### Your instructions:
Write out all of the records precisely. Skip anything that is a picture.

Dataset records:
+ + + + + + +
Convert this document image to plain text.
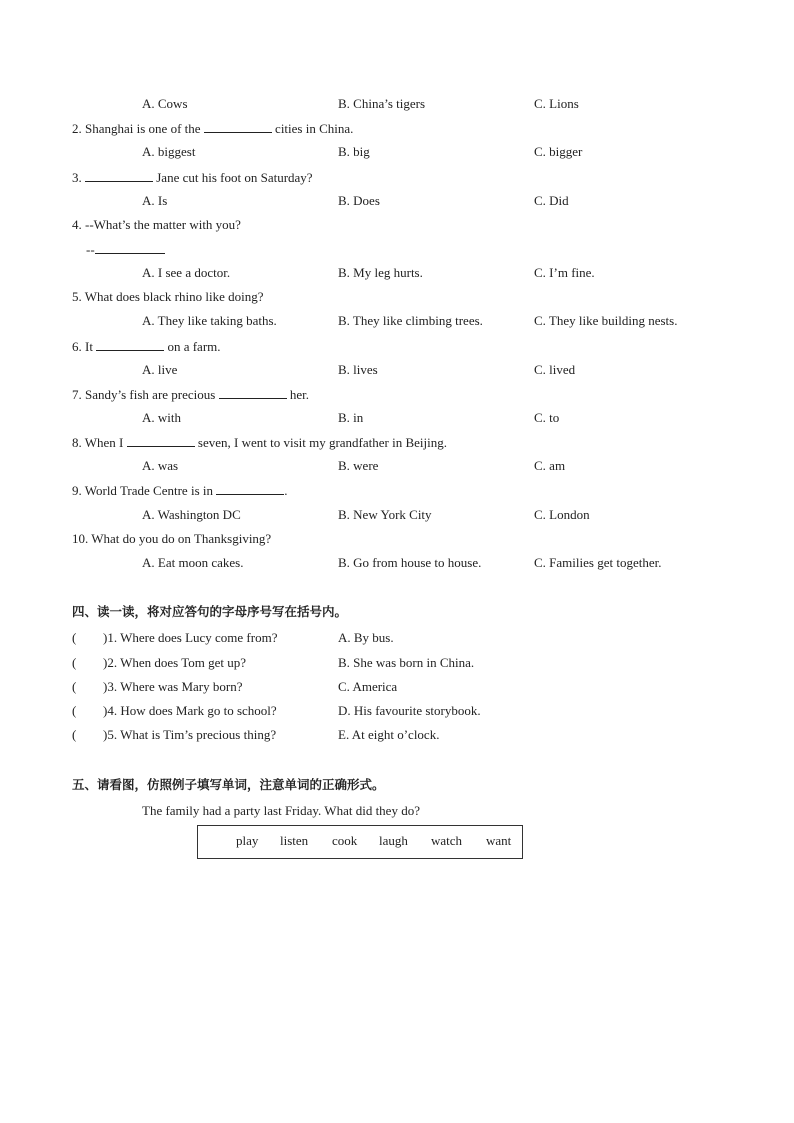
A. Cows	B. China’s tigers	C. Lions
2. Shanghai is one of the	cities in China.
A. biggest	B. big	C. bigger
3.	Jane cut his foot on Saturday?
A. Is	B. Does	C. Did
4. --What’s the matter with you?
--
A. I see a doctor.	B. My leg hurts.	C. I’m fine.
5. What does black rhino like doing?
A. They like taking baths.	B. They like climbing trees.	C. They like building nests.
6. It	on a farm.
A. live	B. lives	C. lived
7. Sandy’s fish are precious	her.
A. with	B. in	C. to
8. When I	seven, I went to visit my grandfather in Beijing.
A. was	B. were	C. am
9. World Trade Centre is in	.
A. Washington DC	B. New York City	C. London
10. What do you do on Thanksgiving?
A. Eat moon cakes.	B. Go from house to house.	C. Families get together.
四、读一读，将对应答句的字母序号写在括号内。
( )1. Where does Lucy come from?	A. By bus.
( )2. When does Tom get up?	B. She was born in China.
( )3. Where was Mary born?	C. America
( )4. How does Mark go to school?	D. His favourite storybook.
( )5. What is Tim’s precious thing?	E. At eight o’clock.
五、请看图，仿照例子填写单词，注意单词的正确形式。
The family had a party last Friday. What did they do?
play listen cook laugh watch want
+ + + + + + +
### Complete answer:
Convert this document image to plain text.
A. Cows	B. China’s tigers	C. Lions
2. Shanghai is one of the	cities in China.
A. biggest	B. big	C. bigger
3.	Jane cut his foot on Saturday?
A. Is	B. Does	C. Did
4. --What’s the matter with you?
--
A. I see a doctor.	B. My leg hurts.	C. I’m fine.
5. What does black rhino like doing?
A. They like taking baths.	B. They like climbing trees.	C. They like building nests.
6. It	on a farm.
A. live	B. lives	C. lived
7. Sandy’s fish are precious	her.
A. with	B. in	C. to
8. When I	seven, I went to visit my grandfather in Beijing.
A. was	B. were	C. am
9. World Trade Centre is in	.
A. Washington DC	B. New York City	C. London
10. What do you do on Thanksgiving?
A. Eat moon cakes.	B. Go from house to house.	C. Families get together.
四、读一读，将对应答句的字母序号写在括号内。
( )1. Where does Lucy come from?	A. By bus.
( )2. When does Tom get up?	B. She was born in China.
( )3. Where was Mary born?	C. America
( )4. How does Mark go to school?	D. His favourite storybook.
( )5. What is Tim’s precious thing?	E. At eight o’clock.
五、请看图，仿照例子填写单词，注意单词的正确形式。
The family had a party last Friday. What did they do?
play listen cook laugh watch want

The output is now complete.